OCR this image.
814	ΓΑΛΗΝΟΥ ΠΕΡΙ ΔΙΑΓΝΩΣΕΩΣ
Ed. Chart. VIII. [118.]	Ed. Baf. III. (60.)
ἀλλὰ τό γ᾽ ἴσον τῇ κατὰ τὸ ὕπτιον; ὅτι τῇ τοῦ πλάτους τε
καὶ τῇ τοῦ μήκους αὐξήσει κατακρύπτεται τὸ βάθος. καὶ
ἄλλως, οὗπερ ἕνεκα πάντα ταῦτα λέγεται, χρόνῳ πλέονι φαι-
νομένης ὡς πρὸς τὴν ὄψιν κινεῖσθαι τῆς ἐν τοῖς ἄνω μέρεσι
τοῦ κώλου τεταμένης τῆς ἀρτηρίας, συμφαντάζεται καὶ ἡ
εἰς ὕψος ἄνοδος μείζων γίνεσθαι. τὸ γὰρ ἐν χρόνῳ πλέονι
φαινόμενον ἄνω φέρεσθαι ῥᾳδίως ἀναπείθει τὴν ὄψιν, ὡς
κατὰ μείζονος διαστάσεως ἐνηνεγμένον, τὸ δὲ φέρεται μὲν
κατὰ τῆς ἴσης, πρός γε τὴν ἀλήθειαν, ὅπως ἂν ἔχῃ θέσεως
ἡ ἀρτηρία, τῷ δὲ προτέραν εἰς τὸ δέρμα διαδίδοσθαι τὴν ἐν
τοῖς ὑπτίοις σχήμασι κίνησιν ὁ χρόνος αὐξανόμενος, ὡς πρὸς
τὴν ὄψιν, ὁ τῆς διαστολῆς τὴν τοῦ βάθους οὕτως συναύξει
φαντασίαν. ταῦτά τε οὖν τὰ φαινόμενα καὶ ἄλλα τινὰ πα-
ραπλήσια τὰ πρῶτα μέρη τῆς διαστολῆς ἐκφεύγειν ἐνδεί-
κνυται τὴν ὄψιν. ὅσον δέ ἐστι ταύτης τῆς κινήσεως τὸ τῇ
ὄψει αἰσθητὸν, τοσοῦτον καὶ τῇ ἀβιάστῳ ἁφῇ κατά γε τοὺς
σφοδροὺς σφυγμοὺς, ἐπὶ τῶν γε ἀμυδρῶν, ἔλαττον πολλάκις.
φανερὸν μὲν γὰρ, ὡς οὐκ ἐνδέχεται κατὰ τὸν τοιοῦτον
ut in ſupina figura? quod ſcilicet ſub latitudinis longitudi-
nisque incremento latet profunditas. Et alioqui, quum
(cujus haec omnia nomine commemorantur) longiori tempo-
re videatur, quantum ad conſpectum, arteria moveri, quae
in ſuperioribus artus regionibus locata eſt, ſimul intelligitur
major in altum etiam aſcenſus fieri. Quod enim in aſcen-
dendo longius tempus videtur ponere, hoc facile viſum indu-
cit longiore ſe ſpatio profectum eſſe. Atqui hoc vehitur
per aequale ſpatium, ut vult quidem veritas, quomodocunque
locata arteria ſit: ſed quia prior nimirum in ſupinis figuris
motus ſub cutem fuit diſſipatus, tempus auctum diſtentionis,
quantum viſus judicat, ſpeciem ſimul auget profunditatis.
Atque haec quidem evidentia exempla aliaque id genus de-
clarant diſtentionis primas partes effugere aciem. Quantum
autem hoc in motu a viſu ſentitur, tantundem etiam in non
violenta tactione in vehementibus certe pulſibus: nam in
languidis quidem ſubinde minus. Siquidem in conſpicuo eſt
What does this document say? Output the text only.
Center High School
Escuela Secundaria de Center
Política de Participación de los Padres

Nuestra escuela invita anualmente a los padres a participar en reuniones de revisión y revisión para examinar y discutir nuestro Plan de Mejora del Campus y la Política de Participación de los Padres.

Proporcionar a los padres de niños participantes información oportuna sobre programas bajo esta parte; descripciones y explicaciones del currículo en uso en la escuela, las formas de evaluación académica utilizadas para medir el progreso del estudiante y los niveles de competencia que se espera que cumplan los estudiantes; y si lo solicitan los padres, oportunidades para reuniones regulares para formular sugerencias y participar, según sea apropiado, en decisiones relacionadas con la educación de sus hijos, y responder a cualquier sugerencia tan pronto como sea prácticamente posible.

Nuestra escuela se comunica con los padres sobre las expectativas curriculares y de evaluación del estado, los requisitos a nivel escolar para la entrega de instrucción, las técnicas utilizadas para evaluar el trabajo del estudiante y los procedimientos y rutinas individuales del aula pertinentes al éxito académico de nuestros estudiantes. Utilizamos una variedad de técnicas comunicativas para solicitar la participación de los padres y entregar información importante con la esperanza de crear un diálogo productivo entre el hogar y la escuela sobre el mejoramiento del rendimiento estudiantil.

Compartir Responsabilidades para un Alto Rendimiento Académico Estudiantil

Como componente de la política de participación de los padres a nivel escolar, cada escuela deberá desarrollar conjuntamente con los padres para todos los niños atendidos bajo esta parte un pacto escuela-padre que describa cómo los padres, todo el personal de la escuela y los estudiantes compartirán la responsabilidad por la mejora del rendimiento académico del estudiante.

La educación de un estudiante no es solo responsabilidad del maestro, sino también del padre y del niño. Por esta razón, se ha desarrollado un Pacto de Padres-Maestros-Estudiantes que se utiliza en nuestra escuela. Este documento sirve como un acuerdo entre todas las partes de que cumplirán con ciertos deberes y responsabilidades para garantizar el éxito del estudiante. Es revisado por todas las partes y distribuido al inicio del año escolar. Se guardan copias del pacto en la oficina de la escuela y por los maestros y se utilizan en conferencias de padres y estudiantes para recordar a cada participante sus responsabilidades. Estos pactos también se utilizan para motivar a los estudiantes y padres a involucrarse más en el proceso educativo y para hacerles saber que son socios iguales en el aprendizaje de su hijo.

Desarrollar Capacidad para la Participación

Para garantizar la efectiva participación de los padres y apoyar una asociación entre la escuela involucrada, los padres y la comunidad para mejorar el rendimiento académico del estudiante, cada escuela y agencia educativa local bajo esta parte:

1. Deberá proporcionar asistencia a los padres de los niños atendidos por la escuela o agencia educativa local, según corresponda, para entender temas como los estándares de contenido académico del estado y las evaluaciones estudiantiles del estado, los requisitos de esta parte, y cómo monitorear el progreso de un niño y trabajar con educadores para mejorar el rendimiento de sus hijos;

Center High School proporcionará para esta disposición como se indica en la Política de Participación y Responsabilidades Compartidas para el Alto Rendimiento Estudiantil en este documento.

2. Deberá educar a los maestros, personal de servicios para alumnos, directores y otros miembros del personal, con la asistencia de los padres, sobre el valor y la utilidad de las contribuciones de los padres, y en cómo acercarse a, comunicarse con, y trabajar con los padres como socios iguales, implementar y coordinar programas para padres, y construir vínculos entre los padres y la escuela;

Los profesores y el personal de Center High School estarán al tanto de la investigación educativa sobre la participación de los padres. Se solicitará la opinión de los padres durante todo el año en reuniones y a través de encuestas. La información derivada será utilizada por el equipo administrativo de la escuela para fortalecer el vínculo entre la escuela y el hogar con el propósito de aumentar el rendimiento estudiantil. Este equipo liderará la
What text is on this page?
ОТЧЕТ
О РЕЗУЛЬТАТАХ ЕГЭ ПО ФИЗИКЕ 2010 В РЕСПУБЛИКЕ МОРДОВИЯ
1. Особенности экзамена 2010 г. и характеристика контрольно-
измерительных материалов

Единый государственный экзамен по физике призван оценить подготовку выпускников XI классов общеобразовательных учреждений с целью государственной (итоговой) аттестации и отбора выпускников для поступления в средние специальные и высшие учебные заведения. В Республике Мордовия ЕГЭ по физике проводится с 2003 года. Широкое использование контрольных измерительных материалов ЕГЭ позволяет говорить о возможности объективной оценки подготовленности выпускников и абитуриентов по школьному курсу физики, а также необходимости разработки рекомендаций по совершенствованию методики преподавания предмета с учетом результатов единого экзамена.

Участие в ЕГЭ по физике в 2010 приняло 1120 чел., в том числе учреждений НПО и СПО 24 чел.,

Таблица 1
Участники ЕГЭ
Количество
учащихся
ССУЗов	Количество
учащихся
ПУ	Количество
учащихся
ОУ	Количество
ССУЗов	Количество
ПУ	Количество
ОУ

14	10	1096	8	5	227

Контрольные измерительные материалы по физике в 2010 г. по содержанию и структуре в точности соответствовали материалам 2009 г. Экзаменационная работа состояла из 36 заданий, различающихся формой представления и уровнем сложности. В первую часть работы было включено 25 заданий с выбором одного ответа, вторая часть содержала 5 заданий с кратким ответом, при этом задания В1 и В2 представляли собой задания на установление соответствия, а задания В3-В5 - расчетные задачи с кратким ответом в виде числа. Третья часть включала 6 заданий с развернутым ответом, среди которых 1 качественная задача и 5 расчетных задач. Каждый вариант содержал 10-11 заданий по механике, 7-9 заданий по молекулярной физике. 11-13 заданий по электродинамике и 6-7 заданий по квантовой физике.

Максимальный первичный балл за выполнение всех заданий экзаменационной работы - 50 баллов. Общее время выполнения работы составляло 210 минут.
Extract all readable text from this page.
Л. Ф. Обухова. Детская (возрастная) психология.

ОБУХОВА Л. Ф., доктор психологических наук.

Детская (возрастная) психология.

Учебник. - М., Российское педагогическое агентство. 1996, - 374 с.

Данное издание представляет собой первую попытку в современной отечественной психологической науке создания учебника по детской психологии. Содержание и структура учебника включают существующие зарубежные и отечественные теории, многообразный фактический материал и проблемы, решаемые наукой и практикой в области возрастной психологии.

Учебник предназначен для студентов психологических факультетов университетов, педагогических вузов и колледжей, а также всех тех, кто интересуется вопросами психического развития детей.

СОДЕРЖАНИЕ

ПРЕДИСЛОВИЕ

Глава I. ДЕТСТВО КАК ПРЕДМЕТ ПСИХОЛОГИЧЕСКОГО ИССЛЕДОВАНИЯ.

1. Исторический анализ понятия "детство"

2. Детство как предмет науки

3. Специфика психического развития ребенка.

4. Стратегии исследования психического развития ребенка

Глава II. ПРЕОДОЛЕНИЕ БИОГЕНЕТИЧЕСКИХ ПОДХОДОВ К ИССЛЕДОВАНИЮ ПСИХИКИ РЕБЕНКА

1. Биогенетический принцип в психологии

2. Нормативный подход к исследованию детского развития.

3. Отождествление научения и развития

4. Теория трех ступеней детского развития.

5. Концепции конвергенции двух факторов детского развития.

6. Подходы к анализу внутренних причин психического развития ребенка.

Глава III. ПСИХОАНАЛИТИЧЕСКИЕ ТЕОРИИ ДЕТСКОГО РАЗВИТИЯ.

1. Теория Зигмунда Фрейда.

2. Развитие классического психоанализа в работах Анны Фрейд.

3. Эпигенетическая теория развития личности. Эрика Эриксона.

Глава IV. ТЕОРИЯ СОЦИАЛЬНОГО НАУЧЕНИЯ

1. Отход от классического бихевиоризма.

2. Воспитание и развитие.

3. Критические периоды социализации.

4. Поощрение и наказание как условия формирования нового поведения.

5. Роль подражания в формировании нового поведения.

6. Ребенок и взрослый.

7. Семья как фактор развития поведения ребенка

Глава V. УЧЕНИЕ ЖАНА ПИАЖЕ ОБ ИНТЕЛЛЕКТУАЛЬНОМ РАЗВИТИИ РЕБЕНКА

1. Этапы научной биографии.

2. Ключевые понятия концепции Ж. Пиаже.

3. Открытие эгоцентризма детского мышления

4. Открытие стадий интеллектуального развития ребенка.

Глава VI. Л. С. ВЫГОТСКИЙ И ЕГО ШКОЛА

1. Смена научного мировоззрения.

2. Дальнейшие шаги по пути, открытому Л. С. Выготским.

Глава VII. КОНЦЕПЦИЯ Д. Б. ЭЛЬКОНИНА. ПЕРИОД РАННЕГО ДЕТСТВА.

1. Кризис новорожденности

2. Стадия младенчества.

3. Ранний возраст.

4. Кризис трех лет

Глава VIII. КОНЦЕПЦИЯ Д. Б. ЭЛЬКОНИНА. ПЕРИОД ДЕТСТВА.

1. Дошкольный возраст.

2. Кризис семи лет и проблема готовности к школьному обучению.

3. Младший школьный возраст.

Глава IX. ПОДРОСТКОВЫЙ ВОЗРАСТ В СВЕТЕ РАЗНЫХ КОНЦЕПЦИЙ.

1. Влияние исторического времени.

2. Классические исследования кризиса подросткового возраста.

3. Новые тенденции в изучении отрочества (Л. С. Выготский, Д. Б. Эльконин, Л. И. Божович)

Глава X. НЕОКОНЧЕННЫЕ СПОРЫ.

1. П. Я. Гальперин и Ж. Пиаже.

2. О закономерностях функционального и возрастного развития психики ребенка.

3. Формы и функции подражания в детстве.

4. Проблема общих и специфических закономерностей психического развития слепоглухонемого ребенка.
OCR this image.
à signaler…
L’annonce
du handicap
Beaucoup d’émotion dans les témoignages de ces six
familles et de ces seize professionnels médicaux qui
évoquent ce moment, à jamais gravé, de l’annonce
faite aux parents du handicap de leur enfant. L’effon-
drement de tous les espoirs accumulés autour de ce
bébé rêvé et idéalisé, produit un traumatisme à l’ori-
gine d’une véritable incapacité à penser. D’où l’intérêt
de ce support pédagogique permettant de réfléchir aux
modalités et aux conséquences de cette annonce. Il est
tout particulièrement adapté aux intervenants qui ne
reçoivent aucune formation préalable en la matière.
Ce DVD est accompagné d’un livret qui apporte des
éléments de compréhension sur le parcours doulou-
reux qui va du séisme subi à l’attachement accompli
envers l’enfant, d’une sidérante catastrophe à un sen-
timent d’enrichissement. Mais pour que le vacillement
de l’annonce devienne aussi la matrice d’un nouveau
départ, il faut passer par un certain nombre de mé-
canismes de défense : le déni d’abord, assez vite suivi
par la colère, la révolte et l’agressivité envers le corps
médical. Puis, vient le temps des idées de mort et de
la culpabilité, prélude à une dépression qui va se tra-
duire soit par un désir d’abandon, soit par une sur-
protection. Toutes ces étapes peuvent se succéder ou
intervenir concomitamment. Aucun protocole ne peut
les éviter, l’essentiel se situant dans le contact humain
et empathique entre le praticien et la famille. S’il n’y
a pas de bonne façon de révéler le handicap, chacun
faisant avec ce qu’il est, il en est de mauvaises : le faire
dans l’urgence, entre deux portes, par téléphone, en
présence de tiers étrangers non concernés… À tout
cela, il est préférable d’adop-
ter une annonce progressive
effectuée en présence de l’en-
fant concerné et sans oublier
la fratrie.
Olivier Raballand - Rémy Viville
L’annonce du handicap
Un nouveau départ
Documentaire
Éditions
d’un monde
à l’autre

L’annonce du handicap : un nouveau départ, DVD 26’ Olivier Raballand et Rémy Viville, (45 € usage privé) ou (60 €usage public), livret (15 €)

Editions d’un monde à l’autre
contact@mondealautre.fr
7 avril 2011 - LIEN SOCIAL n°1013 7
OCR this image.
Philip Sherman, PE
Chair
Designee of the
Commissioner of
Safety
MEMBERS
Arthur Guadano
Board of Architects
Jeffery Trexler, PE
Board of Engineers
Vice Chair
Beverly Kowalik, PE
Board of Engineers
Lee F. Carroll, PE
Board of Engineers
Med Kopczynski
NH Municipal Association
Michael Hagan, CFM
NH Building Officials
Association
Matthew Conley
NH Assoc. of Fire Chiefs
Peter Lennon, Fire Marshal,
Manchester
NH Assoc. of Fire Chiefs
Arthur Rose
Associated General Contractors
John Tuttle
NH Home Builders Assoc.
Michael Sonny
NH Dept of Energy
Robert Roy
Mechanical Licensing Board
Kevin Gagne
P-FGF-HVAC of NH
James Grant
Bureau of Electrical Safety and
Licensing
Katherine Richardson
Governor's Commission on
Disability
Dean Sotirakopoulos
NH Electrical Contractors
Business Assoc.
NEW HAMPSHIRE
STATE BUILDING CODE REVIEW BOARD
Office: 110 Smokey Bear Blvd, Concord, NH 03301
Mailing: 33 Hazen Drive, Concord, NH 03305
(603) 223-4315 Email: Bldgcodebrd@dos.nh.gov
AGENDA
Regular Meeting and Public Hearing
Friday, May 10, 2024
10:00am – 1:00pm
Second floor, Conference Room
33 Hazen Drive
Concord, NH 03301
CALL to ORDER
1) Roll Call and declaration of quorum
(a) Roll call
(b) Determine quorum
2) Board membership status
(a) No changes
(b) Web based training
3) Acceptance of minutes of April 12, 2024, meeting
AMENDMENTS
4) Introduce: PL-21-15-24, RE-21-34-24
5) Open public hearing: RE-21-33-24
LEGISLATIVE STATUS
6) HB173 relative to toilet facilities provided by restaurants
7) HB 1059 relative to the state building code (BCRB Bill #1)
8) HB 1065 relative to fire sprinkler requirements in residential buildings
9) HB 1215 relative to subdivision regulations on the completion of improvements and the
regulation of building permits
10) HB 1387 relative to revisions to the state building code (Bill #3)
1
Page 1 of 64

____

SET PROBLEM: Find and count the lines of the data that include the string "Olivier", and report that figure by itself.

RESULT BELOW: 2